Work out how many lines of the records hold the string "offset", and reply with that number alone.

§ Data shown:
────────

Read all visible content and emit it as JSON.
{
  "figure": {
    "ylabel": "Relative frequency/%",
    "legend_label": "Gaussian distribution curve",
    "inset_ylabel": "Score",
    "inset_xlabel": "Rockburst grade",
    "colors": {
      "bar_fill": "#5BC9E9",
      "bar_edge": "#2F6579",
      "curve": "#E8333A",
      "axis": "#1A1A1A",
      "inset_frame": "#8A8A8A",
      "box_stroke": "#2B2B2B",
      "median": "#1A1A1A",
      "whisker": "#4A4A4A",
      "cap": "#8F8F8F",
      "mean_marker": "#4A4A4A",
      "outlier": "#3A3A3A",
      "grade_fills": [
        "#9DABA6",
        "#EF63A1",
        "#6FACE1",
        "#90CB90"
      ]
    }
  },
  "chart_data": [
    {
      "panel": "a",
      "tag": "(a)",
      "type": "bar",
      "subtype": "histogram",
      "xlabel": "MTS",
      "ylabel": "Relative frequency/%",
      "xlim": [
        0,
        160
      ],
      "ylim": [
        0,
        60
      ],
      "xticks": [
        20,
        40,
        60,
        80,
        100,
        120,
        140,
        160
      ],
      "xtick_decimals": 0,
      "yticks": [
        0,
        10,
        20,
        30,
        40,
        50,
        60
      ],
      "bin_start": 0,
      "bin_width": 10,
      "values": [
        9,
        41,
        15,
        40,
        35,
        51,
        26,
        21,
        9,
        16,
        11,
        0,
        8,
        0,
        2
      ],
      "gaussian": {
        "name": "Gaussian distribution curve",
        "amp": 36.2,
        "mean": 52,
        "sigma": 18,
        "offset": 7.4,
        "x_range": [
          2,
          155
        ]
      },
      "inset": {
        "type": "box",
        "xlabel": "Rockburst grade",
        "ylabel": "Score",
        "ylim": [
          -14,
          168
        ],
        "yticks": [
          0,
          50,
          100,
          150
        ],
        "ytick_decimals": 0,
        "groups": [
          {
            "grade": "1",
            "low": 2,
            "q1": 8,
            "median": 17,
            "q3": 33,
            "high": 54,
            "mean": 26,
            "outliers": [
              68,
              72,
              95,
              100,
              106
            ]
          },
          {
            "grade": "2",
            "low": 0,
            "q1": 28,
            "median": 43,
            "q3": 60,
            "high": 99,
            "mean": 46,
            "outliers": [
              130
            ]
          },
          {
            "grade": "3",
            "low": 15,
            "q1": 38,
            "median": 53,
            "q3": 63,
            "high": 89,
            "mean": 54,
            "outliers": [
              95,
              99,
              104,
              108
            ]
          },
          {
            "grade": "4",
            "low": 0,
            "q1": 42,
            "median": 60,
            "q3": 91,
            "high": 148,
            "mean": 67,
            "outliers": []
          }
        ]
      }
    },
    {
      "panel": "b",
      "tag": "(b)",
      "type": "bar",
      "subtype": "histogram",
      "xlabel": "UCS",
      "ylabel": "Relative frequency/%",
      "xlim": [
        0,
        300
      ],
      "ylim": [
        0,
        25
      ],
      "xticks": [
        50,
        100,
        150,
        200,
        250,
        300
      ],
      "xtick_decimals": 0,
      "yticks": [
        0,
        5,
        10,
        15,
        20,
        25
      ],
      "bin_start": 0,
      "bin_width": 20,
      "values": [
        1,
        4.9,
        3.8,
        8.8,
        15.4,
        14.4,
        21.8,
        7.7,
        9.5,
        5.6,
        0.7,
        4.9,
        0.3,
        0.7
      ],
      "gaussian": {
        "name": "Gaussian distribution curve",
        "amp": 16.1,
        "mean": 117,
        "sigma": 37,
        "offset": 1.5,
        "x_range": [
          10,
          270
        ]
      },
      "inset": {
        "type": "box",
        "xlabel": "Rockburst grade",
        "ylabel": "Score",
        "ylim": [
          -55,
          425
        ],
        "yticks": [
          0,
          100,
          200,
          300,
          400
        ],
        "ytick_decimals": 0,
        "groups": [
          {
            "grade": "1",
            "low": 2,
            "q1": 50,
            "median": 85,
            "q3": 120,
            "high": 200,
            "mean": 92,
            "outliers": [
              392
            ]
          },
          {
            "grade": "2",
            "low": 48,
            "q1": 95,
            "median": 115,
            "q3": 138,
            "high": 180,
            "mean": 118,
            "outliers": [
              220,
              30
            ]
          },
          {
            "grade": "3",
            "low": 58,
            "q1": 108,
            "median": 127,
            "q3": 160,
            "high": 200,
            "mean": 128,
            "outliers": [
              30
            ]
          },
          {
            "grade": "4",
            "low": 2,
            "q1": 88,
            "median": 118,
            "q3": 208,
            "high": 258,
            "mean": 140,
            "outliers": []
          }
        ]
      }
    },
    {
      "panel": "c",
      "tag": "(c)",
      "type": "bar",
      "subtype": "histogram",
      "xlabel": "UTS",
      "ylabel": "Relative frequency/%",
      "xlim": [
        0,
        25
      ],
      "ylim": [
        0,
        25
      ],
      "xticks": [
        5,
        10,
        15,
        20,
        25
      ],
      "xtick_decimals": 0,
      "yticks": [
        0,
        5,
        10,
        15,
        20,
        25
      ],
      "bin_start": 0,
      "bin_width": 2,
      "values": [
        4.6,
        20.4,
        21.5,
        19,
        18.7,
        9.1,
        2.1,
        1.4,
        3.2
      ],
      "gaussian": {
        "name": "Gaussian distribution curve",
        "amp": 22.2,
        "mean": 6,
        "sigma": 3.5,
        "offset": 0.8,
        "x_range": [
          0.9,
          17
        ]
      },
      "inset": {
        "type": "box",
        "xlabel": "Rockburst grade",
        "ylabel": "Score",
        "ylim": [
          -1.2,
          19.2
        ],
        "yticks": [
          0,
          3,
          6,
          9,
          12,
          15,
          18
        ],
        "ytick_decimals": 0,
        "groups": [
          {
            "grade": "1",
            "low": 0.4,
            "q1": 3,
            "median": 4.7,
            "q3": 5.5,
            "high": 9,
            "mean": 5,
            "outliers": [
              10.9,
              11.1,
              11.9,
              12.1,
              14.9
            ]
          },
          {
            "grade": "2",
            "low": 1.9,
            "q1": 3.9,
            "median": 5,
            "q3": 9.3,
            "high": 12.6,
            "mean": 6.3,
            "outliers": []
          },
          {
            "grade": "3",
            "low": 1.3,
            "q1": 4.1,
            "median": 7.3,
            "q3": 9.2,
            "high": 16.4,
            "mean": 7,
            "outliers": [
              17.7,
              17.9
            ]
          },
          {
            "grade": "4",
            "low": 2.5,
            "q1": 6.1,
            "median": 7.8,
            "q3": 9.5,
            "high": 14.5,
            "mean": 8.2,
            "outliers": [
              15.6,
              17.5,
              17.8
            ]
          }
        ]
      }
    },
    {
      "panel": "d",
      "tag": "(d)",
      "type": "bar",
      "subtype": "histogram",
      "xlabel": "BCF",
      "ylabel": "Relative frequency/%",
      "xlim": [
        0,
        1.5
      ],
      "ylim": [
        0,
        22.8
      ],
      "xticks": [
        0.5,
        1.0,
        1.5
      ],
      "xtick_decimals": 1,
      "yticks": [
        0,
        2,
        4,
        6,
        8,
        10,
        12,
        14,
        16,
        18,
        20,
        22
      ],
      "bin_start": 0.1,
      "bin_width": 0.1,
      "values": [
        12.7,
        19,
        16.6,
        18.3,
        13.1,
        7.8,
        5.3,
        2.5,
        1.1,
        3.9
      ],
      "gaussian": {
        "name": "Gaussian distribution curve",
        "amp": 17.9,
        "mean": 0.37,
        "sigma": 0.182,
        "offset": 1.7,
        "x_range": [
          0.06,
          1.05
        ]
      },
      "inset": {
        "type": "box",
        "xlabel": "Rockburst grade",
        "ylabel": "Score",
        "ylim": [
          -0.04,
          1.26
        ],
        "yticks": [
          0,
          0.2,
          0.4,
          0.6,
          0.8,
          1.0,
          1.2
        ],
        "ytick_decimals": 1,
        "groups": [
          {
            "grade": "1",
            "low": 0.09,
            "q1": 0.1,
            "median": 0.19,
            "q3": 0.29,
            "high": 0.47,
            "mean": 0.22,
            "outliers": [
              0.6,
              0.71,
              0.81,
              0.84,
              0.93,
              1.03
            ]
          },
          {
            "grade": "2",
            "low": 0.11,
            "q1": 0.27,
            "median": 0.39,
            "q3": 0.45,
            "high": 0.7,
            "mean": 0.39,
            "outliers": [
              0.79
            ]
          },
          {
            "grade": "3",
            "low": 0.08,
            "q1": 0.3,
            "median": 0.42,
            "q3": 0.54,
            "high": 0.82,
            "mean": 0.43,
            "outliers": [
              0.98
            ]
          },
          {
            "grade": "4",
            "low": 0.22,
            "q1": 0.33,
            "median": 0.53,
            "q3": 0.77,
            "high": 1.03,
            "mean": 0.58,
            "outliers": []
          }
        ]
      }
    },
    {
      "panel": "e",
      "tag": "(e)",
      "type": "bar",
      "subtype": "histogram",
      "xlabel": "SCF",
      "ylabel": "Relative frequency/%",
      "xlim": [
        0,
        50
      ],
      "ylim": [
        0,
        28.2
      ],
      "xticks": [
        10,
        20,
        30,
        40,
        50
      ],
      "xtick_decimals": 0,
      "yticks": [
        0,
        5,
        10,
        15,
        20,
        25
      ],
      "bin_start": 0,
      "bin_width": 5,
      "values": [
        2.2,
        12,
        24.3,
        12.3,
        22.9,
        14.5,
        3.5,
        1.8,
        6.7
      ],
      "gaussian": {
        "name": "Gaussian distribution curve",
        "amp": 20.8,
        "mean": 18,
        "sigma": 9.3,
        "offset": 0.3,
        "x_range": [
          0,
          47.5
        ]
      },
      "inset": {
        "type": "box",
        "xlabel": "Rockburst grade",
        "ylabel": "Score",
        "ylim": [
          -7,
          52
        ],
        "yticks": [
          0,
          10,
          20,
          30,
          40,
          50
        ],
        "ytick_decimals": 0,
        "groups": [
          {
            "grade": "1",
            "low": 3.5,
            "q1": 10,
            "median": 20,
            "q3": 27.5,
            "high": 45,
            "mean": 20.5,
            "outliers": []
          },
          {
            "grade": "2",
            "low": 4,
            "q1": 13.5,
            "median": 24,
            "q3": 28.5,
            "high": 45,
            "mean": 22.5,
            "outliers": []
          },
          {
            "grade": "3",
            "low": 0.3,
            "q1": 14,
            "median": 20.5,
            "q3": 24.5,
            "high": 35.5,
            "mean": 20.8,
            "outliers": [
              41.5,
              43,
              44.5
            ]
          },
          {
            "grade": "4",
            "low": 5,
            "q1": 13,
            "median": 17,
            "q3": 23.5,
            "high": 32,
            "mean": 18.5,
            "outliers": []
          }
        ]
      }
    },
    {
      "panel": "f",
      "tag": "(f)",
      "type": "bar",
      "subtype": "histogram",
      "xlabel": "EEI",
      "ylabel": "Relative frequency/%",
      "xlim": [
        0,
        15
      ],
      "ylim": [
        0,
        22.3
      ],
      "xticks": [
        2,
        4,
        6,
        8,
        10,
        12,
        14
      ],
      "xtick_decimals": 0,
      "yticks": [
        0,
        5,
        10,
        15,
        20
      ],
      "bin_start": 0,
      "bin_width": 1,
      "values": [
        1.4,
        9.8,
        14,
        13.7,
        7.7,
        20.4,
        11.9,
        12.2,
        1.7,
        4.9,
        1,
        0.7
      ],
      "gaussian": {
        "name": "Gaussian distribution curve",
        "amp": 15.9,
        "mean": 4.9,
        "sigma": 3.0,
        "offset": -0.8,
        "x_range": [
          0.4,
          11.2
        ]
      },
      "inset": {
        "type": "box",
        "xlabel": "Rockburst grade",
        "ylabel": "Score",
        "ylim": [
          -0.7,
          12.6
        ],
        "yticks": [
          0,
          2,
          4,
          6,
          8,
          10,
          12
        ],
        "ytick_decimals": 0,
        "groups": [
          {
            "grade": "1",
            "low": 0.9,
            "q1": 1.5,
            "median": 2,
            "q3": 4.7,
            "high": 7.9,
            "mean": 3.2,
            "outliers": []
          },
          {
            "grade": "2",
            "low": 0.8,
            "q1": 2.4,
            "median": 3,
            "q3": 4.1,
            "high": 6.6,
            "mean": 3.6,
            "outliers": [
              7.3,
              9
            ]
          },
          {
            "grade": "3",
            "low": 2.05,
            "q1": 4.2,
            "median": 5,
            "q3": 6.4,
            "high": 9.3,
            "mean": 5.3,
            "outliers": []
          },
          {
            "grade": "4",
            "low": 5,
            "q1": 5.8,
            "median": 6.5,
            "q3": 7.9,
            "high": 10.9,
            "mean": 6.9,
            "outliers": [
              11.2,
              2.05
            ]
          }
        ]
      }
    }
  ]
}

────────

§ Response:
6